### REQUIREMENT
Write out the listing below again, precisely as it is given.

### RECORD EXCERPTS
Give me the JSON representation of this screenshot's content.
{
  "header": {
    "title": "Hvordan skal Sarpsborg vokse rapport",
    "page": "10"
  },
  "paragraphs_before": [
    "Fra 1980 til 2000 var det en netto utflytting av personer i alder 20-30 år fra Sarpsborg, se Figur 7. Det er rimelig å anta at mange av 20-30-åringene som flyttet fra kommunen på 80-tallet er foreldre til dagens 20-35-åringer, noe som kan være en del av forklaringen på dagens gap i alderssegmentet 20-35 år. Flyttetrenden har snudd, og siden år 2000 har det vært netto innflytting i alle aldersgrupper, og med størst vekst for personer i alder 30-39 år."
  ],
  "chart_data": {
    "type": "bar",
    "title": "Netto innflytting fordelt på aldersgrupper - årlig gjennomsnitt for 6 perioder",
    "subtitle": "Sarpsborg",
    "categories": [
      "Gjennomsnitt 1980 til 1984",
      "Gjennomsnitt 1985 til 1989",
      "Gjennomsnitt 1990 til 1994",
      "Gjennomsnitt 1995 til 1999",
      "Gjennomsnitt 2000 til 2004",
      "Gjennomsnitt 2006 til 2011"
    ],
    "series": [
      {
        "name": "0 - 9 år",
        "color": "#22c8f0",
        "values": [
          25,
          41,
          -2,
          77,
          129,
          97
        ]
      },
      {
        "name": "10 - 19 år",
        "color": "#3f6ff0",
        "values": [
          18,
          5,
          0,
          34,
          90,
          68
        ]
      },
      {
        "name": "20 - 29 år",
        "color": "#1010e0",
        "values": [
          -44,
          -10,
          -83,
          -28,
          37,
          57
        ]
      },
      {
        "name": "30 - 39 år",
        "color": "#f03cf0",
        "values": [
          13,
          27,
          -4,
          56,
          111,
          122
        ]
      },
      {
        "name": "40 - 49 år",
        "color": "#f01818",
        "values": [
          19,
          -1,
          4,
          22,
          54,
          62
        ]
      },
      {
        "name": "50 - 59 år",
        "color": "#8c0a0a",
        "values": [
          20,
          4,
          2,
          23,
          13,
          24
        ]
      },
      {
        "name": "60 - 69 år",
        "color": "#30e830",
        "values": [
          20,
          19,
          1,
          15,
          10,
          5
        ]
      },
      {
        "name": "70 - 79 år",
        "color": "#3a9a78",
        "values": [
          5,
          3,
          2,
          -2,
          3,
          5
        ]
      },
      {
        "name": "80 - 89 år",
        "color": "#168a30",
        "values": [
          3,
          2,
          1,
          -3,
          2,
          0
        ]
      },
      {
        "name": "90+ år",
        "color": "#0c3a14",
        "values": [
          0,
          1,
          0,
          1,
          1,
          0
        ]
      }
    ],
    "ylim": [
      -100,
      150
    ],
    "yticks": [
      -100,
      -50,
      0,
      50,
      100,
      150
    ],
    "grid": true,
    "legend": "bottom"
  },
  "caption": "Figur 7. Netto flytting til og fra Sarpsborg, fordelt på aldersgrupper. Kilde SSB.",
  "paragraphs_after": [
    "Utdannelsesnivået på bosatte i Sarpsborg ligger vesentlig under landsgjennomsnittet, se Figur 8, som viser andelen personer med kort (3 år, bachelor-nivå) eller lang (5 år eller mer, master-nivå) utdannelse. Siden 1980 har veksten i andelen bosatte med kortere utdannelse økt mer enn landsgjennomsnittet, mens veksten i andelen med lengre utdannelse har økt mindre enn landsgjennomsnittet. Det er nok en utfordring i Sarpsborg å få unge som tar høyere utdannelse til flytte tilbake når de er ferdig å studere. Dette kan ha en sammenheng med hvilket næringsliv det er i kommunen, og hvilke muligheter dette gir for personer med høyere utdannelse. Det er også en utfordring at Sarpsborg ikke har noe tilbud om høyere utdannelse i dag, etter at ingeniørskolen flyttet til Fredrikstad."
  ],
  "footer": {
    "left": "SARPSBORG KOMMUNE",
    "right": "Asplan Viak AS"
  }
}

### WORKED ANSWER
Give me the JSON representation of this screenshot's content.
{
  "header": {
    "title": "Hvordan skal Sarpsborg vokse rapport",
    "page": "10"
  },
  "paragraphs_before": [
    "Fra 1980 til 2000 var det en netto utflytting av personer i alder 20-30 år fra Sarpsborg, se Figur 7. Det er rimelig å anta at mange av 20-30-åringene som flyttet fra kommunen på 80-tallet er foreldre til dagens 20-35-åringer, noe som kan være en del av forklaringen på dagens gap i alderssegmentet 20-35 år. Flyttetrenden har snudd, og siden år 2000 har det vært netto innflytting i alle aldersgrupper, og med størst vekst for personer i alder 30-39 år."
  ],
  "chart_data": {
    "type": "bar",
    "title": "Netto innflytting fordelt på aldersgrupper - årlig gjennomsnitt for 6 perioder",
    "subtitle": "Sarpsborg",
    "categories": [
      "Gjennomsnitt 1980 til 1984",
      "Gjennomsnitt 1985 til 1989",
      "Gjennomsnitt 1990 til 1994",
      "Gjennomsnitt 1995 til 1999",
      "Gjennomsnitt 2000 til 2004",
      "Gjennomsnitt 2006 til 2011"
    ],
    "series": [
      {
        "name": "0 - 9 år",
        "color": "#22c8f0",
        "values": [
          25,
          41,
          -2,
          77,
          129,
          97
        ]
      },
      {
        "name": "10 - 19 år",
        "color": "#3f6ff0",
        "values": [
          18,
          5,
          0,
          34,
          90,
          68
        ]
      },
      {
        "name": "20 - 29 år",
        "color": "#1010e0",
        "values": [
          -44,
          -10,
          -83,
          -28,
          37,
          57
        ]
      },
      {
        "name": "30 - 39 år",
        "color": "#f03cf0",
        "values": [
          13,
          27,
          -4,
          56,
          111,
          122
        ]
      },
      {
        "name": "40 - 49 år",
        "color": "#f01818",
        "values": [
          19,
          -1,
          4,
          22,
          54,
          62
        ]
      },
      {
        "name": "50 - 59 år",
        "color": "#8c0a0a",
        "values": [
          20,
          4,
          2,
          23,
          13,
          24
        ]
      },
      {
        "name": "60 - 69 år",
        "color": "#30e830",
        "values": [
          20,
          19,
          1,
          15,
          10,
          5
        ]
      },
      {
        "name": "70 - 79 år",
        "color": "#3a9a78",
        "values": [
          5,
          3,
          2,
          -2,
          3,
          5
        ]
      },
      {
        "name": "80 - 89 år",
        "color": "#168a30",
        "values": [
          3,
          2,
          1,
          -3,
          2,
          0
        ]
      },
      {
        "name": "90+ år",
        "color": "#0c3a14",
        "values": [
          0,
          1,
          0,
          1,
          1,
          0
        ]
      }
    ],
    "ylim": [
      -100,
      150
    ],
    "yticks": [
      -100,
      -50,
      0,
      50,
      100,
      150
    ],
    "grid": true,
    "legend": "bottom"
  },
  "caption": "Figur 7. Netto flytting til og fra Sarpsborg, fordelt på aldersgrupper. Kilde SSB.",
  "paragraphs_after": [
    "Utdannelsesnivået på bosatte i Sarpsborg ligger vesentlig under landsgjennomsnittet, se Figur 8, som viser andelen personer med kort (3 år, bachelor-nivå) eller lang (5 år eller mer, master-nivå) utdannelse. Siden 1980 har veksten i andelen bosatte med kortere utdannelse økt mer enn landsgjennomsnittet, mens veksten i andelen med lengre utdannelse har økt mindre enn landsgjennomsnittet. Det er nok en utfordring i Sarpsborg å få unge som tar høyere utdannelse til flytte tilbake når de er ferdig å studere. Dette kan ha en sammenheng med hvilket næringsliv det er i kommunen, og hvilke muligheter dette gir for personer med høyere utdannelse. Det er også en utfordring at Sarpsborg ikke har noe tilbud om høyere utdannelse i dag, etter at ingeniørskolen flyttet til Fredrikstad."
  ],
  "footer": {
    "left": "SARPSBORG KOMMUNE",
    "right": "Asplan Viak AS"
  }
}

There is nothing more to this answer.